Provided records:
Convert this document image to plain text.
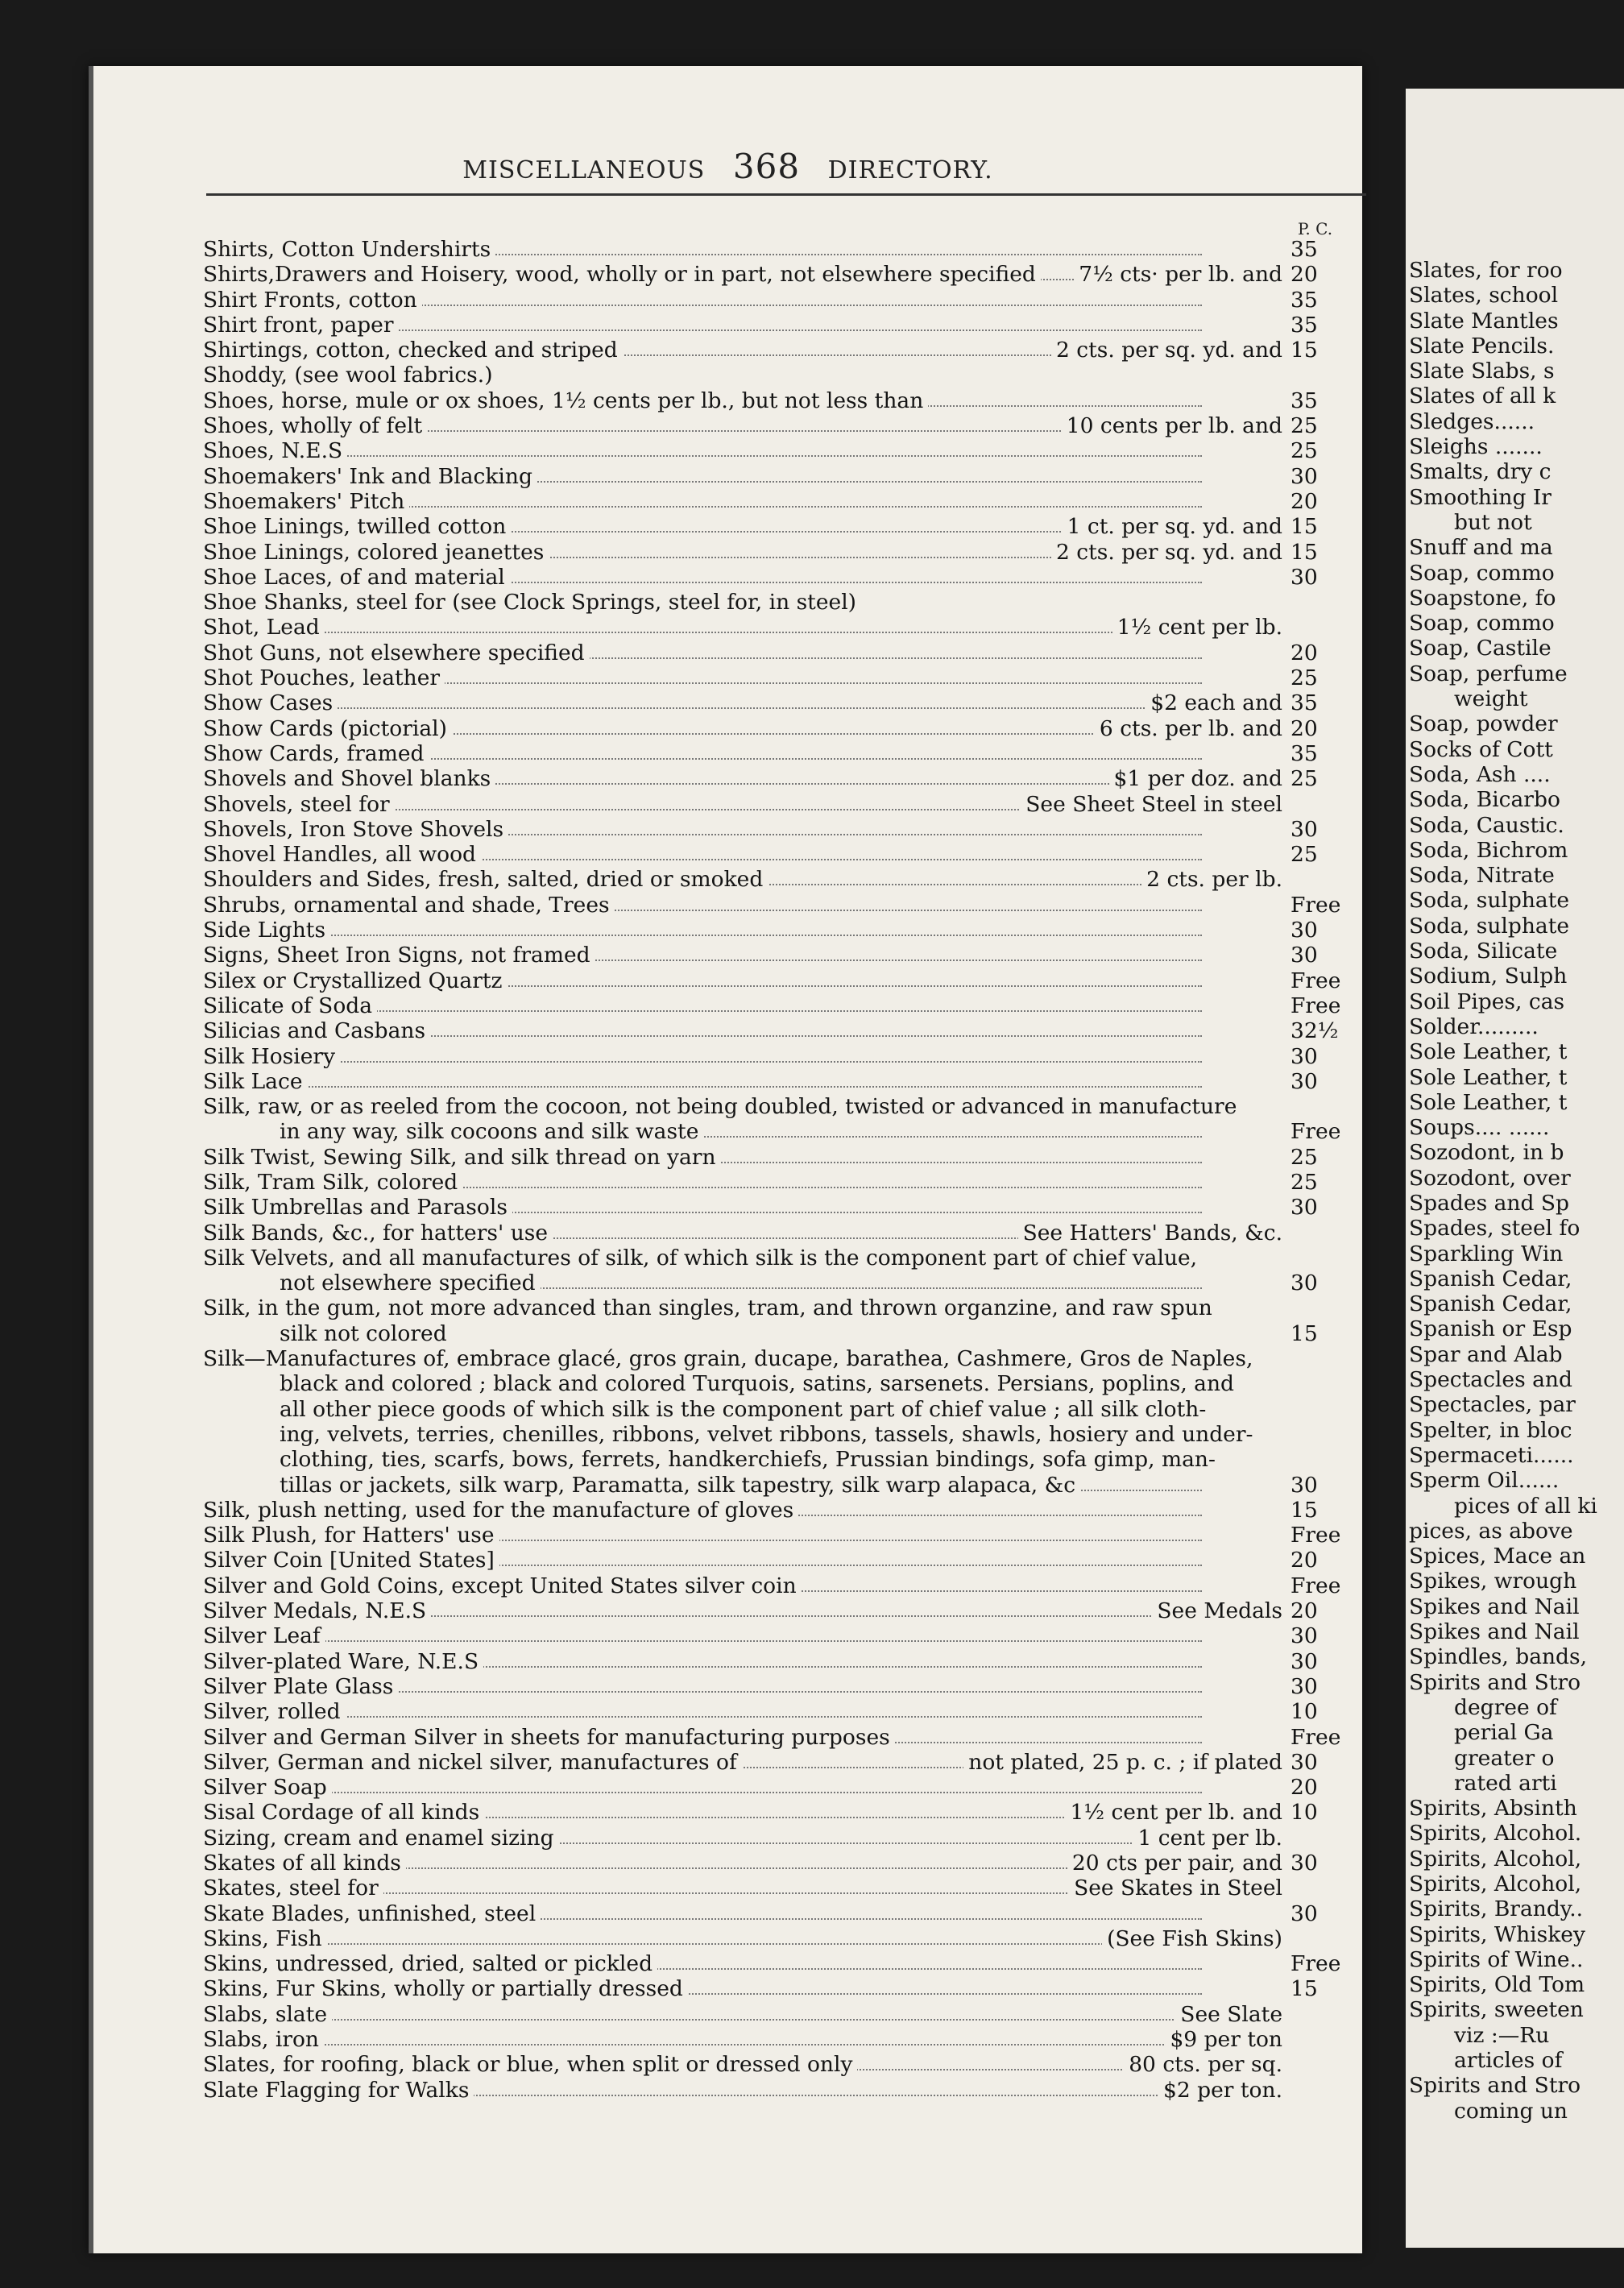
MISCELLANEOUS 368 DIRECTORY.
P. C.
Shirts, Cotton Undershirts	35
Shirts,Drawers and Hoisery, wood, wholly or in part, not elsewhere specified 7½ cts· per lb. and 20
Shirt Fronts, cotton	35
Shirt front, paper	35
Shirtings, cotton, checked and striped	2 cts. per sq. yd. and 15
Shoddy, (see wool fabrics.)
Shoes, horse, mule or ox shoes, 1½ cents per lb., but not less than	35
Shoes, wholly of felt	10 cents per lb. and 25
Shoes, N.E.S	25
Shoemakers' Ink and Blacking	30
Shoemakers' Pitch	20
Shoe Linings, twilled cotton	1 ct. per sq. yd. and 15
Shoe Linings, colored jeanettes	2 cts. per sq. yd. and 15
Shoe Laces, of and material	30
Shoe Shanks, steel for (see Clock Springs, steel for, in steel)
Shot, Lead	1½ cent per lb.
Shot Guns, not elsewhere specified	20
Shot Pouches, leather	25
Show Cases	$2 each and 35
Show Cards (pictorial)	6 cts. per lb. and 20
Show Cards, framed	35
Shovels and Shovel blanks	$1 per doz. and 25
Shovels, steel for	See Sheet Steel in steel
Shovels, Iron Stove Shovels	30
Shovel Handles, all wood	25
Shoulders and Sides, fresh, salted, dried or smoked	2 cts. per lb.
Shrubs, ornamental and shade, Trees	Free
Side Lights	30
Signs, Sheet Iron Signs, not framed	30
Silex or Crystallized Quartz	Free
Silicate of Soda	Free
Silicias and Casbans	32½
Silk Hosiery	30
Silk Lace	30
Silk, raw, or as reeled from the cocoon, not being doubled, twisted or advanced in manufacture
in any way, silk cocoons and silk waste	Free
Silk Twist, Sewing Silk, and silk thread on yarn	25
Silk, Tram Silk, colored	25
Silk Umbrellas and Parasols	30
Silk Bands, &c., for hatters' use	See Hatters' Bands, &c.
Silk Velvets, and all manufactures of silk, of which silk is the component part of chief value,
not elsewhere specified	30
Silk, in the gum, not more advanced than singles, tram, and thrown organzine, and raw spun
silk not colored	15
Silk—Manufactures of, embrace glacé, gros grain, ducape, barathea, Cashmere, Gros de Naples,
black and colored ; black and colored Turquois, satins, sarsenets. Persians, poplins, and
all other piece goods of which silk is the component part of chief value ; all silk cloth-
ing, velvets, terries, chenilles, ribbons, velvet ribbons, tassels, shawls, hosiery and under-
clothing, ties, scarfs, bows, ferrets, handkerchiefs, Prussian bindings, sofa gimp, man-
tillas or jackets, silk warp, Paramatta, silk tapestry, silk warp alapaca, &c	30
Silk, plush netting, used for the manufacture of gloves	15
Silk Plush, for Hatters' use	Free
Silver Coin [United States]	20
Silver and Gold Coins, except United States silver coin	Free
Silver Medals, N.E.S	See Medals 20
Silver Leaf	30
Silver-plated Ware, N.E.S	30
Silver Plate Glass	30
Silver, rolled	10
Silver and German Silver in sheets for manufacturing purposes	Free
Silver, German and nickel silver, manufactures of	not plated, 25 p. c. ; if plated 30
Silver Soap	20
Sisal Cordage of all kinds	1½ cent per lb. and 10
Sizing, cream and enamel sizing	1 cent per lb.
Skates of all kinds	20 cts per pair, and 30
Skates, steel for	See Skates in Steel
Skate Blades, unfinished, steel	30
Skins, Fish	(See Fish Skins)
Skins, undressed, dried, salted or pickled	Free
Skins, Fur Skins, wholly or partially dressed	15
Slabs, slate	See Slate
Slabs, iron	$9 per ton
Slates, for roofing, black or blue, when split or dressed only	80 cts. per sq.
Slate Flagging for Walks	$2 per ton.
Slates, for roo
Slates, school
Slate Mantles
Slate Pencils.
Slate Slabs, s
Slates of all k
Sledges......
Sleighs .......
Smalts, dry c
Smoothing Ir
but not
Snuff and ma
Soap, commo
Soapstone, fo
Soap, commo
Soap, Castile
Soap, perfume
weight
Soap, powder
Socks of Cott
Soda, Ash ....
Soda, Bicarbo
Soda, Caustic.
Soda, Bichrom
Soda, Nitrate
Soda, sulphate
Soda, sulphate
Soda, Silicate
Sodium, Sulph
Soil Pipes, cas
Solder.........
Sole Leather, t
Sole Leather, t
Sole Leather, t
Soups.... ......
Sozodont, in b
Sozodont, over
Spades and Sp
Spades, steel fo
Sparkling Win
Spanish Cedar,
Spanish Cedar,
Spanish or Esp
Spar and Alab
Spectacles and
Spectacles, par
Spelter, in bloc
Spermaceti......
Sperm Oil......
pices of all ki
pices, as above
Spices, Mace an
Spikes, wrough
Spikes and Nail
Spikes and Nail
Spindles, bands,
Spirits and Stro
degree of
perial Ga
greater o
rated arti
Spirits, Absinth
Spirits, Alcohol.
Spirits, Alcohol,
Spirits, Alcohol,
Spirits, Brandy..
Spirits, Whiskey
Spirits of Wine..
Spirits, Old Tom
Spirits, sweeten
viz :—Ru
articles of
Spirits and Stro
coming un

==

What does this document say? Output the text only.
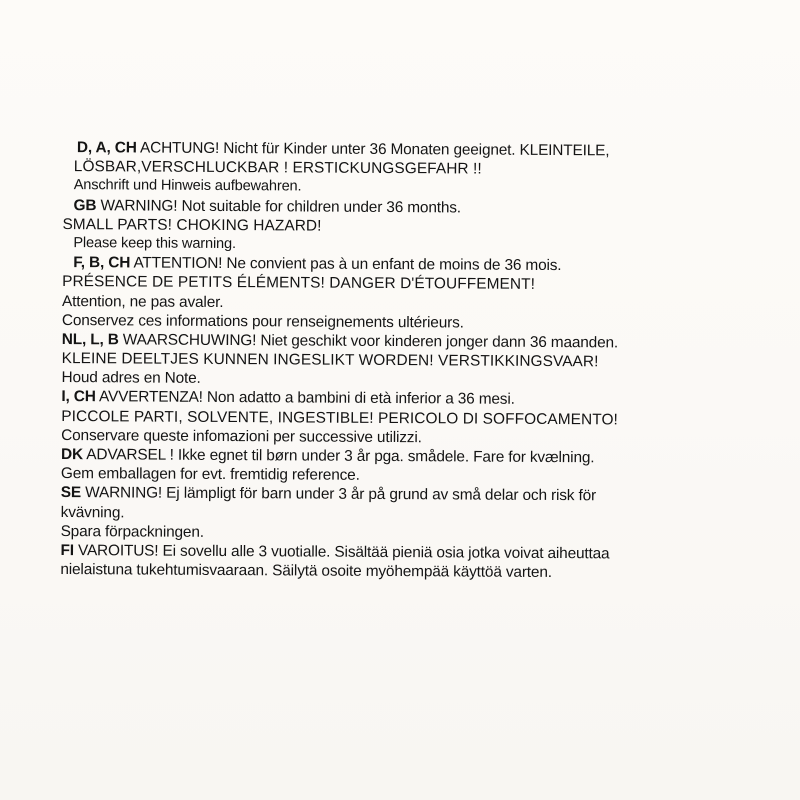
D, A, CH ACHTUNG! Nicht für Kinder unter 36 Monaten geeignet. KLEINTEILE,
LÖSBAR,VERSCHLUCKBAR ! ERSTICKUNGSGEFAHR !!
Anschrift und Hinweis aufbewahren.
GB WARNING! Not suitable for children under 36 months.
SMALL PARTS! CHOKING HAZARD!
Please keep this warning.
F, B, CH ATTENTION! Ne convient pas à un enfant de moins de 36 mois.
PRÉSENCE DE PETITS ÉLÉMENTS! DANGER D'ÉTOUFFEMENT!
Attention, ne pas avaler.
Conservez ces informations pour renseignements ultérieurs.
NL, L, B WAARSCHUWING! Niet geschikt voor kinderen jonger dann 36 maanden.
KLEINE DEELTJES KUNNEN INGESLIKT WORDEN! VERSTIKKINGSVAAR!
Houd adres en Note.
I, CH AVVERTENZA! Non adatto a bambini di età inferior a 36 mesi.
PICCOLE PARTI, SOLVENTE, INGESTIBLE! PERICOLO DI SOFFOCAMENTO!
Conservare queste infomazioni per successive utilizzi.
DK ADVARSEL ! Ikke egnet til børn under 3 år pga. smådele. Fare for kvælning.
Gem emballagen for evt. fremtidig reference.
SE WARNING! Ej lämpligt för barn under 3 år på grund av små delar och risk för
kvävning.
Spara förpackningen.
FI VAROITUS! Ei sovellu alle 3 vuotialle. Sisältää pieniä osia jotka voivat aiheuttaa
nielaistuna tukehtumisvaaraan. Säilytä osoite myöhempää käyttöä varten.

==

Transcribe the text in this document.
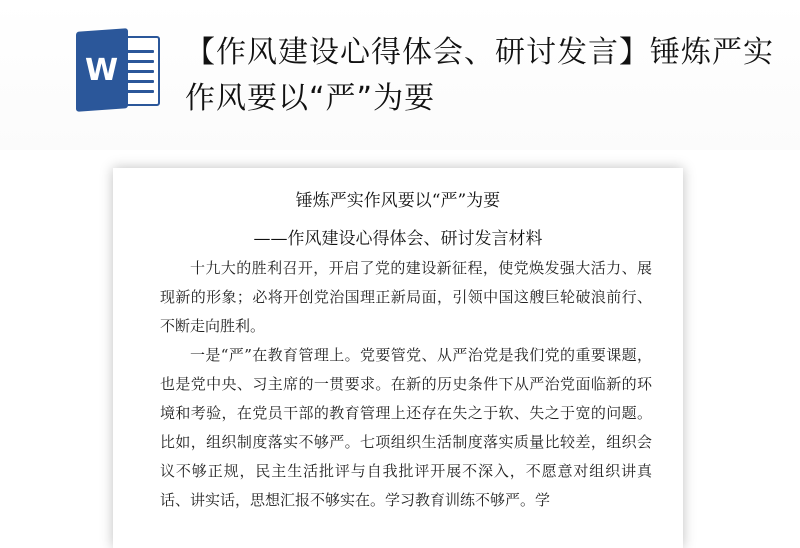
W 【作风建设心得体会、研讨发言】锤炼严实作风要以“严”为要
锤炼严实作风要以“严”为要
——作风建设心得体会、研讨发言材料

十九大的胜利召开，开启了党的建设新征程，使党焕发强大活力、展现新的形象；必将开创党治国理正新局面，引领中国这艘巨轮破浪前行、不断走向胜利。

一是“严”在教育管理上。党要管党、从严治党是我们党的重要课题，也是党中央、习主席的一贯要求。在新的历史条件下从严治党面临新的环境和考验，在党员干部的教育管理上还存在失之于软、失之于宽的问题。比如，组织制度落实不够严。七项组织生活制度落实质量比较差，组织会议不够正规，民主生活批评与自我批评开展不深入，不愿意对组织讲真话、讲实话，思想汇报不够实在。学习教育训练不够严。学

Stated exercise: Identify the lines above that contain the word "Shirts", then copy them.

Output:
Shirts, Cotton Undershirts	35
Shirts,Drawers and Hoisery, wood, wholly or in part, not elsewhere specified 7½ cts· per lb. and 20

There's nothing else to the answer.